Речи Тартюфа выдают его сходство с теми иезуитами-казуистами, что несколькими годами раньше были мишенью язвительных обличений Паскаля, защищавшего своих друзей-янсенистов в «Письмах к провинциалу». Но и янсенисты не то чтоб вовсе не имели оснований обижаться на Мольера. Их самих и тех, кто к ним был близок, подозревать в показной и корыстной набожности не приходилось, как не приходится сомневаться в искренней вере Оргона, прилежного Тартюфова ученика. И то, что Оргон усвоил из уроков Тартюфа, хотя и переложено на потешный язык недалекого буржуа, пытающегося рассуждать об отвлеченных материях, по сути, родственно янсенистскому ужасу перед греховностью человеческой природы и отвращению к посюстороннему тленному миру:

«Мне внушил глагол его могучий,

Что мир является большой навозной кучей.

Сколь утешительна мне эта мысль, мой брат!

Ведь если наша жизнь — лишь гноище и смрад,

То можно ль дорожить хоть чем-нибудь на свете?

Теперь пускай умрут и мать моя, и дети,

Пускай похороню и брата, и жену —

Уж я, поверьте мне, и глазом не моргну».

(Пер. М. Донского)

^^^^^^^^^^^^^^^^

▶ **ТРЕБОВАНИЯ**
1. Ответьте на вопросы по отрывку о «Тартюфе»:
(a) С кем сходство выдают речи Тартюфа?
(b) В каком произведении Паскаль защищал своих друзей-янсенистов?
(c) Кем переведены приведенные стихи?
2. Продолжите отрывок о «Тартюфе» с того места, на котором он заканчивается.

Исходные записи:
^^^^^^^^^^^^^^^^

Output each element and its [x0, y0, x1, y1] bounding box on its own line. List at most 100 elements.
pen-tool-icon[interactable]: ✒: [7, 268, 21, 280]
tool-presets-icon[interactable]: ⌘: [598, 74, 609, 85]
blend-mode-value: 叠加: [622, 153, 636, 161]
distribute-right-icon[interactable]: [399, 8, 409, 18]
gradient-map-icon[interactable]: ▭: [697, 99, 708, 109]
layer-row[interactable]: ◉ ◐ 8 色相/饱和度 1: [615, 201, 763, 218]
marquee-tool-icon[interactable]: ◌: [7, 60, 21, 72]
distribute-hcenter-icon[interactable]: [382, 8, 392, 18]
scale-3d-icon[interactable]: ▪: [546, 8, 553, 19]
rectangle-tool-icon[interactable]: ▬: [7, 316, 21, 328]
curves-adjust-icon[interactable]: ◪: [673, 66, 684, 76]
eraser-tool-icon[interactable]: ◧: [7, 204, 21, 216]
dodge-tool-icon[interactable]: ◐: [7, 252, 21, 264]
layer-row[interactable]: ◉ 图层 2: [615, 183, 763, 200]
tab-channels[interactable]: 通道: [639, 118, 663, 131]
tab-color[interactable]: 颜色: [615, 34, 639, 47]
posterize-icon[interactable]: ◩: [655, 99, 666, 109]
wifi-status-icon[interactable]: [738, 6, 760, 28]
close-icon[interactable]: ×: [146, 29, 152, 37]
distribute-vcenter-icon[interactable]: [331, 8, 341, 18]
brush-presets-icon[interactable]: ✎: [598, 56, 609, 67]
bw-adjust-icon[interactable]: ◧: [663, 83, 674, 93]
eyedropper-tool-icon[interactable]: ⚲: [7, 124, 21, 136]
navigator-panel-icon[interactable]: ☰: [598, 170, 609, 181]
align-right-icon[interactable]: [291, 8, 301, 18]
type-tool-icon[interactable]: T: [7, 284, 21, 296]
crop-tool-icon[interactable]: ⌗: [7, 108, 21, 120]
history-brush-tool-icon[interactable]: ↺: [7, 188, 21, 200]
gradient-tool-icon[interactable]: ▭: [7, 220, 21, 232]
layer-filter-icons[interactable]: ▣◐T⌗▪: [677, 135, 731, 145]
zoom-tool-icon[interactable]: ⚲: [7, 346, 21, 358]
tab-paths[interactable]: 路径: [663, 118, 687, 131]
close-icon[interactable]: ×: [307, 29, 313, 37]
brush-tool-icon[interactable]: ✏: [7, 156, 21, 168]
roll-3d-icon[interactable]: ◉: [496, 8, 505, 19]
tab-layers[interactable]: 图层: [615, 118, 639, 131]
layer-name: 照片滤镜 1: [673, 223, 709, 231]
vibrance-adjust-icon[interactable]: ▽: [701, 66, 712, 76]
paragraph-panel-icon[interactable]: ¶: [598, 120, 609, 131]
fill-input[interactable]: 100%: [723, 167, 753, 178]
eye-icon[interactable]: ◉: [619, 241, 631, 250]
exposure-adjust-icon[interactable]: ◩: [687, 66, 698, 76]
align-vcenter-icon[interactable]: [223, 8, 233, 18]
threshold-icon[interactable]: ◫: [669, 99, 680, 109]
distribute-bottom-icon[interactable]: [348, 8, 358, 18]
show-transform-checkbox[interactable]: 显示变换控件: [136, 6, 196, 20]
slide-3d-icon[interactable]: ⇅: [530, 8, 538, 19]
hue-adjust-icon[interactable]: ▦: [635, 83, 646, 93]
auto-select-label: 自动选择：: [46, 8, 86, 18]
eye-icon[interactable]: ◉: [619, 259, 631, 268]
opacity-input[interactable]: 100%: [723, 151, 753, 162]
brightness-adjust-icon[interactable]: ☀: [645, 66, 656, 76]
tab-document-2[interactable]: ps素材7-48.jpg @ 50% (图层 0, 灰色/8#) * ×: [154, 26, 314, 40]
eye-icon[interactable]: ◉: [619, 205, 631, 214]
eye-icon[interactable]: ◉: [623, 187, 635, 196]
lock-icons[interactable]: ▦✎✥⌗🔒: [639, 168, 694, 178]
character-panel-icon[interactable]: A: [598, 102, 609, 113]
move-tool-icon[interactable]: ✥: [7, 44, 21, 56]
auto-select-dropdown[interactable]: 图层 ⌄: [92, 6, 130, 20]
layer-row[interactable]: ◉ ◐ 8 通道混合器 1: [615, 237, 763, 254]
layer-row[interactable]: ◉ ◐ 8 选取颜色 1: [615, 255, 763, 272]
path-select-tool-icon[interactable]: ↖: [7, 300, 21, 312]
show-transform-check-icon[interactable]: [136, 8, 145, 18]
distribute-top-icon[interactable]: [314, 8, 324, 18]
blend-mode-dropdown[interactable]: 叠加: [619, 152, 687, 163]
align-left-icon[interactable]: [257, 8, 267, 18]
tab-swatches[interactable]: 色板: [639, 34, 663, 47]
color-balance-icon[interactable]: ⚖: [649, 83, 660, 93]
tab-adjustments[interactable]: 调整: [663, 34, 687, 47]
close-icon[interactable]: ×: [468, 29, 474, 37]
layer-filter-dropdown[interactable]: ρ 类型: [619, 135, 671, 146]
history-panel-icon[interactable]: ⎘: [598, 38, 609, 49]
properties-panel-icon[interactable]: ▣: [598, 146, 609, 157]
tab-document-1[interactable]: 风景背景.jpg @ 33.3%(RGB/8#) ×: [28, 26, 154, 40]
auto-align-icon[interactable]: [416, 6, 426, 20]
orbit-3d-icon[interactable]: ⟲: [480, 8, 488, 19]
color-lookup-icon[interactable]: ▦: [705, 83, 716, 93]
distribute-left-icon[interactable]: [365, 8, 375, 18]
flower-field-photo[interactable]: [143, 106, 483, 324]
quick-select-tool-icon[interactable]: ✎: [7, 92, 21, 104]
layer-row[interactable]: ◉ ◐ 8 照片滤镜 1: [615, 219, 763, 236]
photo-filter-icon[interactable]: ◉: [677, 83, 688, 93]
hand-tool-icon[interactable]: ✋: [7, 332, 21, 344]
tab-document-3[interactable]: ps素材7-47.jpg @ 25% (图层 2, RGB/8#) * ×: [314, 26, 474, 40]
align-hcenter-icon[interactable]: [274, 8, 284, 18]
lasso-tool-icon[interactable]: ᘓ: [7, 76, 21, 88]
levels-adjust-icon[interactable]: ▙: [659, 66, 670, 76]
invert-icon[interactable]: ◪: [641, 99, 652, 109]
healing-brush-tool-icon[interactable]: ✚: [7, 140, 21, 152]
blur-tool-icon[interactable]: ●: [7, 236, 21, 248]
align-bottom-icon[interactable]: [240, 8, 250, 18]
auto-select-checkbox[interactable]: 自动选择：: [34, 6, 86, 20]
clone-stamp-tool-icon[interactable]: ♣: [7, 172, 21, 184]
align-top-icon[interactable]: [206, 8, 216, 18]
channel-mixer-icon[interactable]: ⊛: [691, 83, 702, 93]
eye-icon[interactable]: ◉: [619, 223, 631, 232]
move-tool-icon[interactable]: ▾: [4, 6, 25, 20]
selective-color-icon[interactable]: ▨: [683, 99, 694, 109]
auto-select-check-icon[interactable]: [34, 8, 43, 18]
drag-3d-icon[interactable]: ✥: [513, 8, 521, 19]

^^^^^^^^^^^^^^^^

▶ **ОТВЕТЫ**
1.
(a) С иезуитами-казуистами.
(b) В «Письмах к провинциалу».
(c) М. Донским.

2.
Не допуская возможности наведения мостов над бездной, разделяющей небо и землю, отойти от земной суеты, презреть все земные блага и радости, разорвать все земные, природные узы — янсенистам и «янсениствующим» такое жизненное решение было очень по душе. Оргон, новообращенный, делает лишь первые, но очень существенные шаги в эту сторону. Он изгоняет из дому сына и лишает его наследства, все свое состояние отписывает в дар Тартюфу (который, разумеется, даст «деньгам оборот весьма похвальный» — «на благо ближнему, во славу небесам»: почти дословно воспроизведенный девиз Общества Святых Даров), разрушает помолвку дочери с любимым, а главное — закрывает свое сердце для любого естественного порыва. Последствия Оргонова просветленья с точки зрения житейской, земной морали губительны для его семейства, и в этом смысле не так уж важно, притворяется ли Тартюф или он взаправду «не от мира сего». Будь Тартюф и впрямь богомольный бессребреник, могло бы произойти все то же самое.[6]

Дело в «Тартюфе» идет, очевидно, не столько о лицемерии, не столько даже об иезуитах или янсенистах, сколько о самой набожности, о самой религии. Точнее — об определенных способах религию исповедовать. Свой способ предлагает и Клеант, лицо, также введенное в пьесу позднее в качестве «человека истинно благочестивого». В действии Клеант прямо не участвует, вся его роль сводится к пространным монологам, и его легко можно было бы счесть просто резонерствующим манекеном, если бы не само содержание его речей, для Мольера отнюдь не случайное и не отписочное.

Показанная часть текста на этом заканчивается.